══ Dataset records
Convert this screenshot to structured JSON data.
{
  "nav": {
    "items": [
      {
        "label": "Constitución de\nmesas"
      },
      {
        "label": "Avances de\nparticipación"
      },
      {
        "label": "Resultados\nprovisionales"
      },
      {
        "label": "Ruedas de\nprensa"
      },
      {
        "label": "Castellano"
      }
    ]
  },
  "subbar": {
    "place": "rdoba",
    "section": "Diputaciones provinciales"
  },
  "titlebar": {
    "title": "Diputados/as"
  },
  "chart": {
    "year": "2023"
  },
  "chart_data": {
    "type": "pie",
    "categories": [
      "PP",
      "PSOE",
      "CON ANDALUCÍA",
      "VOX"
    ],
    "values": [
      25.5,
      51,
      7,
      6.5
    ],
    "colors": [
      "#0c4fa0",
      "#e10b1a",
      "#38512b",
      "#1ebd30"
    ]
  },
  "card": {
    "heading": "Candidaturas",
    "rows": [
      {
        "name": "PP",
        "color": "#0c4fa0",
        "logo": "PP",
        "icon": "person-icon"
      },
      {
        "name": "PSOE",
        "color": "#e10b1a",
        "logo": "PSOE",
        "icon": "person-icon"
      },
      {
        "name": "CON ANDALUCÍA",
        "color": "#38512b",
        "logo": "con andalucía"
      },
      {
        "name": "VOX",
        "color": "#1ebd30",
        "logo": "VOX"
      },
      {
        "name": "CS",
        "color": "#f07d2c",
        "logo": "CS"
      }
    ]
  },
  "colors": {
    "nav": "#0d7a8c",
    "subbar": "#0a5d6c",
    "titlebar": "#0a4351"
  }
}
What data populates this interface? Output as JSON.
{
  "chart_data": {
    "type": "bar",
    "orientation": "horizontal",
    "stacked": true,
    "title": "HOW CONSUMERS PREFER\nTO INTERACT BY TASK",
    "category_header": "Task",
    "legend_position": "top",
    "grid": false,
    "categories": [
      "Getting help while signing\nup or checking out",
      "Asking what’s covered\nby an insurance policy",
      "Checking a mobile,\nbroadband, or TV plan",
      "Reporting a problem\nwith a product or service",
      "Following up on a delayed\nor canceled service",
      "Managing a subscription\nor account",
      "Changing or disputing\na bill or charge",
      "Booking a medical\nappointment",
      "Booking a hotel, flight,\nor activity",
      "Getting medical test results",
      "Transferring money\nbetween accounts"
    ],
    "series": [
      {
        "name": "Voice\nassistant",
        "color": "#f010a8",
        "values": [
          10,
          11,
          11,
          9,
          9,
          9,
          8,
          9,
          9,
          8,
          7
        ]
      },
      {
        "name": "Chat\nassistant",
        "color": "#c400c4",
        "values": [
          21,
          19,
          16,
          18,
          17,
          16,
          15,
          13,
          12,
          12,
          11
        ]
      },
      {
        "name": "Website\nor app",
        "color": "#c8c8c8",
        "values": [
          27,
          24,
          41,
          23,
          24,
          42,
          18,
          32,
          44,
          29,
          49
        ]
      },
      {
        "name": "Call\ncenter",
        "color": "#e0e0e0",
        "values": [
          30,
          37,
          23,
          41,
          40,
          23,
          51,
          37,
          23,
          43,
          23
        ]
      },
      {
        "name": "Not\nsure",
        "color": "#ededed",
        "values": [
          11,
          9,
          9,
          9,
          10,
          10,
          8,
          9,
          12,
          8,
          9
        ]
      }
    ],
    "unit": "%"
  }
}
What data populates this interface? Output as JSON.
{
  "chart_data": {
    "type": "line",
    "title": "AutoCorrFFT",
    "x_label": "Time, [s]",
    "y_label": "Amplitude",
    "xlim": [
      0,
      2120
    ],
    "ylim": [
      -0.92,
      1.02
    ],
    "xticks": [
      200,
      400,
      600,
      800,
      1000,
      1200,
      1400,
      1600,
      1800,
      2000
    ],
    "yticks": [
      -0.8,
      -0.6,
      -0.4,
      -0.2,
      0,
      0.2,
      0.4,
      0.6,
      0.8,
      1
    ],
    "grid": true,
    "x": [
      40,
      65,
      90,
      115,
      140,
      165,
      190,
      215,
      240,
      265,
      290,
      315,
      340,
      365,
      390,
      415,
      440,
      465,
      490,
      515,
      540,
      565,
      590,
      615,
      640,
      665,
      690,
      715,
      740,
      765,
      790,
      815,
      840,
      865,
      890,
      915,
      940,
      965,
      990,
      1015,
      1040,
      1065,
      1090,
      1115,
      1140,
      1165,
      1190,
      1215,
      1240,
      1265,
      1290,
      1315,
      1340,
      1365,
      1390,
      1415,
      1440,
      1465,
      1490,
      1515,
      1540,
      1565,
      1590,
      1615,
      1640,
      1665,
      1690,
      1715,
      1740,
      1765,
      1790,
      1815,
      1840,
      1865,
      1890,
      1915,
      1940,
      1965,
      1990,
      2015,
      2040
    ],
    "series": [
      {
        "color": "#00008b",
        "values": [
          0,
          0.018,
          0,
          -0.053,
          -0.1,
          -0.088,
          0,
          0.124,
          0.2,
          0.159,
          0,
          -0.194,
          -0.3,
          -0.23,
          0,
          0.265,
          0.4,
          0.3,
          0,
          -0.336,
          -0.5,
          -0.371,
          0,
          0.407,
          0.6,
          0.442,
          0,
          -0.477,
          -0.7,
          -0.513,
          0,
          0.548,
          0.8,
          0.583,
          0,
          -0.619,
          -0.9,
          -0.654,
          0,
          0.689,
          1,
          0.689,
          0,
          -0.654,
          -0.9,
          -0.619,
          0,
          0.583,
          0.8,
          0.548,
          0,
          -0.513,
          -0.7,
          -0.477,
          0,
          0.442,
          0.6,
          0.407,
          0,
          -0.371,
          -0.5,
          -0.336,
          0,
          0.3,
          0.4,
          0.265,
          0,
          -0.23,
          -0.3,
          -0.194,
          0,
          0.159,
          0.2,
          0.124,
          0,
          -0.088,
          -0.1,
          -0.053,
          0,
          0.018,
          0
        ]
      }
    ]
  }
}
════
## Prompt
Go through the records above and set each one down exactly, please.

## Exercise result
Convert this screenshot to structured JSON data.
{
  "nav": {
    "items": [
      {
        "label": "Constitución de\nmesas"
      },
      {
        "label": "Avances de\nparticipación"
      },
      {
        "label": "Resultados\nprovisionales"
      },
      {
        "label": "Ruedas de\nprensa"
      },
      {
        "label": "Castellano"
      }
    ]
  },
  "subbar": {
    "place": "rdoba",
    "section": "Diputaciones provinciales"
  },
  "titlebar": {
    "title": "Diputados/as"
  },
  "chart": {
    "year": "2023"
  },
  "chart_data": {
    "type": "pie",
    "categories": [
      "PP",
      "PSOE",
      "CON ANDALUCÍA",
      "VOX"
    ],
    "values": [
      25.5,
      51,
      7,
      6.5
    ],
    "colors": [
      "#0c4fa0",
      "#e10b1a",
      "#38512b",
      "#1ebd30"
    ]
  },
  "card": {
    "heading": "Candidaturas",
    "rows": [
      {
        "name": "PP",
        "color": "#0c4fa0",
        "logo": "PP",
        "icon": "person-icon"
      },
      {
        "name": "PSOE",
        "color": "#e10b1a",
        "logo": "PSOE",
        "icon": "person-icon"
      },
      {
        "name": "CON ANDALUCÍA",
        "color": "#38512b",
        "logo": "con andalucía"
      },
      {
        "name": "VOX",
        "color": "#1ebd30",
        "logo": "VOX"
      },
      {
        "name": "CS",
        "color": "#f07d2c",
        "logo": "CS"
      }
    ]
  },
  "colors": {
    "nav": "#0d7a8c",
    "subbar": "#0a5d6c",
    "titlebar": "#0a4351"
  }
}
What data populates this interface? Output as JSON.
{
  "chart_data": {
    "type": "bar",
    "orientation": "horizontal",
    "stacked": true,
    "title": "HOW CONSUMERS PREFER\nTO INTERACT BY TASK",
    "category_header": "Task",
    "legend_position": "top",
    "grid": false,
    "categories": [
      "Getting help while signing\nup or checking out",
      "Asking what’s covered\nby an insurance policy",
      "Checking a mobile,\nbroadband, or TV plan",
      "Reporting a problem\nwith a product or service",
      "Following up on a delayed\nor canceled service",
      "Managing a subscription\nor account",
      "Changing or disputing\na bill or charge",
      "Booking a medical\nappointment",
      "Booking a hotel, flight,\nor activity",
      "Getting medical test results",
      "Transferring money\nbetween accounts"
    ],
    "series": [
      {
        "name": "Voice\nassistant",
        "color": "#f010a8",
        "values": [
          10,
          11,
          11,
          9,
          9,
          9,
          8,
          9,
          9,
          8,
          7
        ]
      },
      {
        "name": "Chat\nassistant",
        "color": "#c400c4",
        "values": [
          21,
          19,
          16,
          18,
          17,
          16,
          15,
          13,
          12,
          12,
          11
        ]
      },
      {
        "name": "Website\nor app",
        "color": "#c8c8c8",
        "values": [
          27,
          24,
          41,
          23,
          24,
          42,
          18,
          32,
          44,
          29,
          49
        ]
      },
      {
        "name": "Call\ncenter",
        "color": "#e0e0e0",
        "values": [
          30,
          37,
          23,
          41,
          40,
          23,
          51,
          37,
          23,
          43,
          23
        ]
      },
      {
        "name": "Not\nsure",
        "color": "#ededed",
        "values": [
          11,
          9,
          9,
          9,
          10,
          10,
          8,
          9,
          12,
          8,
          9
        ]
      }
    ],
    "unit": "%"
  }
}
What data populates this interface? Output as JSON.
{
  "chart_data": {
    "type": "line",
    "title": "AutoCorrFFT",
    "x_label": "Time, [s]",
    "y_label": "Amplitude",
    "xlim": [
      0,
      2120
    ],
    "ylim": [
      -0.92,
      1.02
    ],
    "xticks": [
      200,
      400,
      600,
      800,
      1000,
      1200,
      1400,
      1600,
      1800,
      2000
    ],
    "yticks": [
      -0.8,
      -0.6,
      -0.4,
      -0.2,
      0,
      0.2,
      0.4,
      0.6,
      0.8,
      1
    ],
    "grid": true,
    "x": [
      40,
      65,
      90,
      115,
      140,
      165,
      190,
      215,
      240,
      265,
      290,
      315,
      340,
      365,
      390,
      415,
      440,
      465,
      490,
      515,
      540,
      565,
      590,
      615,
      640,
      665,
      690,
      715,
      740,
      765,
      790,
      815,
      840,
      865,
      890,
      915,
      940,
      965,
      990,
      1015,
      1040,
      1065,
      1090,
      1115,
      1140,
      1165,
      1190,
      1215,
      1240,
      1265,
      1290,
      1315,
      1340,
      1365,
      1390,
      1415,
      1440,
      1465,
      1490,
      1515,
      1540,
      1565,
      1590,
      1615,
      1640,
      1665,
      1690,
      1715,
      1740,
      1765,
      1790,
      1815,
      1840,
      1865,
      1890,
      1915,
      1940,
      1965,
      1990,
      2015,
      2040
    ],
    "series": [
      {
        "color": "#00008b",
        "values": [
          0,
          0.018,
          0,
          -0.053,
          -0.1,
          -0.088,
          0,
          0.124,
          0.2,
          0.159,
          0,
          -0.194,
          -0.3,
          -0.23,
          0,
          0.265,
          0.4,
          0.3,
          0,
          -0.336,
          -0.5,
          -0.371,
          0,
          0.407,
          0.6,
          0.442,
          0,
          -0.477,
          -0.7,
          -0.513,
          0,
          0.548,
          0.8,
          0.583,
          0,
          -0.619,
          -0.9,
          -0.654,
          0,
          0.689,
          1,
          0.689,
          0,
          -0.654,
          -0.9,
          -0.619,
          0,
          0.583,
          0.8,
          0.548,
          0,
          -0.513,
          -0.7,
          -0.477,
          0,
          0.442,
          0.6,
          0.407,
          0,
          -0.371,
          -0.5,
          -0.336,
          0,
          0.3,
          0.4,
          0.265,
          0,
          -0.23,
          -0.3,
          -0.194,
          0,
          0.159,
          0.2,
          0.124,
          0,
          -0.088,
          -0.1,
          -0.053,
          0,
          0.018,
          0
        ]
      }
    ]
  }
}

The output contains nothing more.